Goal. Restate the complete material exactly.

::::::::::

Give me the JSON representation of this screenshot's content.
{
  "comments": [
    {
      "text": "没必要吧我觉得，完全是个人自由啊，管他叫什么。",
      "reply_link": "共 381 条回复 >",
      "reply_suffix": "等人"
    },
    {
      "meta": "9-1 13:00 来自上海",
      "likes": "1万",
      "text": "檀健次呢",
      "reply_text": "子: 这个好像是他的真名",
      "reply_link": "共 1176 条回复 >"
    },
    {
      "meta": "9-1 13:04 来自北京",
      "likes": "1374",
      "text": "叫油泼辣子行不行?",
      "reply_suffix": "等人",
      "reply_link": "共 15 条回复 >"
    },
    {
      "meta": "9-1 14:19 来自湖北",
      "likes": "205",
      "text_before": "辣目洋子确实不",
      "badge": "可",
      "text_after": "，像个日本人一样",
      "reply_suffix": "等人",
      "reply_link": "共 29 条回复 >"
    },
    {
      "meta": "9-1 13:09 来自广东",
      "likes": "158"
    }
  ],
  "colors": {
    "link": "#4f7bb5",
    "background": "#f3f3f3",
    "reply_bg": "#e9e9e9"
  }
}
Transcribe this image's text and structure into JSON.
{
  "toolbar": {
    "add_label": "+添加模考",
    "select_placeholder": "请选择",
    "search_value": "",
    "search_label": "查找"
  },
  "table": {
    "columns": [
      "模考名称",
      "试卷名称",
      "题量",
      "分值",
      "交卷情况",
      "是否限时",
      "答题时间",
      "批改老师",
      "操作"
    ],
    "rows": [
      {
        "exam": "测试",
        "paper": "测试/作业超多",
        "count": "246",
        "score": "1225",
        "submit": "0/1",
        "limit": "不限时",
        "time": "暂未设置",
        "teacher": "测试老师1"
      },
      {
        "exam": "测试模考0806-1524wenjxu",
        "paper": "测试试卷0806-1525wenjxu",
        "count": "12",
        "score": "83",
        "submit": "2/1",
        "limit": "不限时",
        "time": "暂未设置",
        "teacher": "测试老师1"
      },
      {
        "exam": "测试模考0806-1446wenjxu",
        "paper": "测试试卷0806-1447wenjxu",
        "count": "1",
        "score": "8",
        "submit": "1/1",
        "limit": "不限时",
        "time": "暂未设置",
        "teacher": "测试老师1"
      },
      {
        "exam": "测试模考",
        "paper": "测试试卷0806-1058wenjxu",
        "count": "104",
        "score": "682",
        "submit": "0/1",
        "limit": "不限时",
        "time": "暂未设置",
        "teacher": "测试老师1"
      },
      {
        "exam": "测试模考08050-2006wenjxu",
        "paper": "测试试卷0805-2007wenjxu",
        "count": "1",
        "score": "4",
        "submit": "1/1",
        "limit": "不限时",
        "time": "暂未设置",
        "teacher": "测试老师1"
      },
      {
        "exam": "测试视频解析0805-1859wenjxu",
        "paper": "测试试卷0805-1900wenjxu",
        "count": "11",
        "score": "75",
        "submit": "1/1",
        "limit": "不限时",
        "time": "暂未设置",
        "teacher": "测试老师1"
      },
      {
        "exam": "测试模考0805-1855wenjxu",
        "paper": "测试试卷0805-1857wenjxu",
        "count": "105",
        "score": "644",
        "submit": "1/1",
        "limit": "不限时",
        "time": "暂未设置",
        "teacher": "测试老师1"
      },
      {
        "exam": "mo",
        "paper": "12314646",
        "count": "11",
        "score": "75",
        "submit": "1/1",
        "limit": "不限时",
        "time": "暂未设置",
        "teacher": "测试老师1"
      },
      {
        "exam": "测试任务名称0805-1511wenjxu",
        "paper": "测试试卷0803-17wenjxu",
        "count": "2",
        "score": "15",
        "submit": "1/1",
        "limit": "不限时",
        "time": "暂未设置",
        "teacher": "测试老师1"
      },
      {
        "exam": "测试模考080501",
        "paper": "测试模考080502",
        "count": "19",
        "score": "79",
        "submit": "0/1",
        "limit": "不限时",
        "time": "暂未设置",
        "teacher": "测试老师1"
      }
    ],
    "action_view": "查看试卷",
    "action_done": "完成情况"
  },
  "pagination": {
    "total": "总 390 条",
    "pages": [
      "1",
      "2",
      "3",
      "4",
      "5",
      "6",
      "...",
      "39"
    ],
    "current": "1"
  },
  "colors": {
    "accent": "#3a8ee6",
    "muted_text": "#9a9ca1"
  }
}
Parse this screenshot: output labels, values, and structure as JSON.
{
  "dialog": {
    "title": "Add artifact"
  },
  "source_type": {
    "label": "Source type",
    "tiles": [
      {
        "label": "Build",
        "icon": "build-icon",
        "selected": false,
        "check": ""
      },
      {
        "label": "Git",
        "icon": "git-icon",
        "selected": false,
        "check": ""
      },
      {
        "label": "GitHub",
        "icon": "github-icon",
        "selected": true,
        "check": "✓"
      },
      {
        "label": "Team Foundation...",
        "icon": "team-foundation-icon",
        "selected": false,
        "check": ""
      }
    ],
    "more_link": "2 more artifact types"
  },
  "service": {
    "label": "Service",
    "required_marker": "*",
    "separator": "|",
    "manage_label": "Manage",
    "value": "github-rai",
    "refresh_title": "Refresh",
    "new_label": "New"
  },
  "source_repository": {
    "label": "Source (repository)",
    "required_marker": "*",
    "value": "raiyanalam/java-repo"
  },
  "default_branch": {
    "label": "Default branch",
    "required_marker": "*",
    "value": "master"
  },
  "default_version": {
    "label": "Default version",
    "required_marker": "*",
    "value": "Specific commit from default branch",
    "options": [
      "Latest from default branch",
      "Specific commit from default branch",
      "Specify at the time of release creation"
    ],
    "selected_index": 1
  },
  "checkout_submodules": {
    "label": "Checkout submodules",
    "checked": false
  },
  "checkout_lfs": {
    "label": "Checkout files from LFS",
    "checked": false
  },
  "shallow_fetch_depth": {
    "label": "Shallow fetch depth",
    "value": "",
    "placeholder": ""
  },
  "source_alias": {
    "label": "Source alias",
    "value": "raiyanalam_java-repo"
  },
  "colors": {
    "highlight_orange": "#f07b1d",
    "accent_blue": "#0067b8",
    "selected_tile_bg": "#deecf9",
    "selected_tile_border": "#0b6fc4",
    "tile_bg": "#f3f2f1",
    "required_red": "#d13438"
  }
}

::::::::::

Exercise answer.
Give me the JSON representation of this screenshot's content.
{
  "comments": [
    {
      "text": "没必要吧我觉得，完全是个人自由啊，管他叫什么。",
      "reply_link": "共 381 条回复 >",
      "reply_suffix": "等人"
    },
    {
      "meta": "9-1 13:00 来自上海",
      "likes": "1万",
      "text": "檀健次呢",
      "reply_text": "子: 这个好像是他的真名",
      "reply_link": "共 1176 条回复 >"
    },
    {
      "meta": "9-1 13:04 来自北京",
      "likes": "1374",
      "text": "叫油泼辣子行不行?",
      "reply_suffix": "等人",
      "reply_link": "共 15 条回复 >"
    },
    {
      "meta": "9-1 14:19 来自湖北",
      "likes": "205",
      "text_before": "辣目洋子确实不",
      "badge": "可",
      "text_after": "，像个日本人一样",
      "reply_suffix": "等人",
      "reply_link": "共 29 条回复 >"
    },
    {
      "meta": "9-1 13:09 来自广东",
      "likes": "158"
    }
  ],
  "colors": {
    "link": "#4f7bb5",
    "background": "#f3f3f3",
    "reply_bg": "#e9e9e9"
  }
}
Transcribe this image's text and structure into JSON.
{
  "toolbar": {
    "add_label": "+添加模考",
    "select_placeholder": "请选择",
    "search_value": "",
    "search_label": "查找"
  },
  "table": {
    "columns": [
      "模考名称",
      "试卷名称",
      "题量",
      "分值",
      "交卷情况",
      "是否限时",
      "答题时间",
      "批改老师",
      "操作"
    ],
    "rows": [
      {
        "exam": "测试",
        "paper": "测试/作业超多",
        "count": "246",
        "score": "1225",
        "submit": "0/1",
        "limit": "不限时",
        "time": "暂未设置",
        "teacher": "测试老师1"
      },
      {
        "exam": "测试模考0806-1524wenjxu",
        "paper": "测试试卷0806-1525wenjxu",
        "count": "12",
        "score": "83",
        "submit": "2/1",
        "limit": "不限时",
        "time": "暂未设置",
        "teacher": "测试老师1"
      },
      {
        "exam": "测试模考0806-1446wenjxu",
        "paper": "测试试卷0806-1447wenjxu",
        "count": "1",
        "score": "8",
        "submit": "1/1",
        "limit": "不限时",
        "time": "暂未设置",
        "teacher": "测试老师1"
      },
      {
        "exam": "测试模考",
        "paper": "测试试卷0806-1058wenjxu",
        "count": "104",
        "score": "682",
        "submit": "0/1",
        "limit": "不限时",
        "time": "暂未设置",
        "teacher": "测试老师1"
      },
      {
        "exam": "测试模考08050-2006wenjxu",
        "paper": "测试试卷0805-2007wenjxu",
        "count": "1",
        "score": "4",
        "submit": "1/1",
        "limit": "不限时",
        "time": "暂未设置",
        "teacher": "测试老师1"
      },
      {
        "exam": "测试视频解析0805-1859wenjxu",
        "paper": "测试试卷0805-1900wenjxu",
        "count": "11",
        "score": "75",
        "submit": "1/1",
        "limit": "不限时",
        "time": "暂未设置",
        "teacher": "测试老师1"
      },
      {
        "exam": "测试模考0805-1855wenjxu",
        "paper": "测试试卷0805-1857wenjxu",
        "count": "105",
        "score": "644",
        "submit": "1/1",
        "limit": "不限时",
        "time": "暂未设置",
        "teacher": "测试老师1"
      },
      {
        "exam": "mo",
        "paper": "12314646",
        "count": "11",
        "score": "75",
        "submit": "1/1",
        "limit": "不限时",
        "time": "暂未设置",
        "teacher": "测试老师1"
      },
      {
        "exam": "测试任务名称0805-1511wenjxu",
        "paper": "测试试卷0803-17wenjxu",
        "count": "2",
        "score": "15",
        "submit": "1/1",
        "limit": "不限时",
        "time": "暂未设置",
        "teacher": "测试老师1"
      },
      {
        "exam": "测试模考080501",
        "paper": "测试模考080502",
        "count": "19",
        "score": "79",
        "submit": "0/1",
        "limit": "不限时",
        "time": "暂未设置",
        "teacher": "测试老师1"
      }
    ],
    "action_view": "查看试卷",
    "action_done": "完成情况"
  },
  "pagination": {
    "total": "总 390 条",
    "pages": [
      "1",
      "2",
      "3",
      "4",
      "5",
      "6",
      "...",
      "39"
    ],
    "current": "1"
  },
  "colors": {
    "accent": "#3a8ee6",
    "muted_text": "#9a9ca1"
  }
}
Parse this screenshot: output labels, values, and structure as JSON.
{
  "dialog": {
    "title": "Add artifact"
  },
  "source_type": {
    "label": "Source type",
    "tiles": [
      {
        "label": "Build",
        "icon": "build-icon",
        "selected": false,
        "check": ""
      },
      {
        "label": "Git",
        "icon": "git-icon",
        "selected": false,
        "check": ""
      },
      {
        "label": "GitHub",
        "icon": "github-icon",
        "selected": true,
        "check": "✓"
      },
      {
        "label": "Team Foundation...",
        "icon": "team-foundation-icon",
        "selected": false,
        "check": ""
      }
    ],
    "more_link": "2 more artifact types"
  },
  "service": {
    "label": "Service",
    "required_marker": "*",
    "separator": "|",
    "manage_label": "Manage",
    "value": "github-rai",
    "refresh_title": "Refresh",
    "new_label": "New"
  },
  "source_repository": {
    "label": "Source (repository)",
    "required_marker": "*",
    "value": "raiyanalam/java-repo"
  },
  "default_branch": {
    "label": "Default branch",
    "required_marker": "*",
    "value": "master"
  },
  "default_version": {
    "label": "Default version",
    "required_marker": "*",
    "value": "Specific commit from default branch",
    "options": [
      "Latest from default branch",
      "Specific commit from default branch",
      "Specify at the time of release creation"
    ],
    "selected_index": 1
  },
  "checkout_submodules": {
    "label": "Checkout submodules",
    "checked": false
  },
  "checkout_lfs": {
    "label": "Checkout files from LFS",
    "checked": false
  },
  "shallow_fetch_depth": {
    "label": "Shallow fetch depth",
    "value": "",
    "placeholder": ""
  },
  "source_alias": {
    "label": "Source alias",
    "value": "raiyanalam_java-repo"
  },
  "colors": {
    "highlight_orange": "#f07b1d",
    "accent_blue": "#0067b8",
    "selected_tile_bg": "#deecf9",
    "selected_tile_border": "#0b6fc4",
    "tile_bg": "#f3f2f1",
    "required_red": "#d13438"
  }
}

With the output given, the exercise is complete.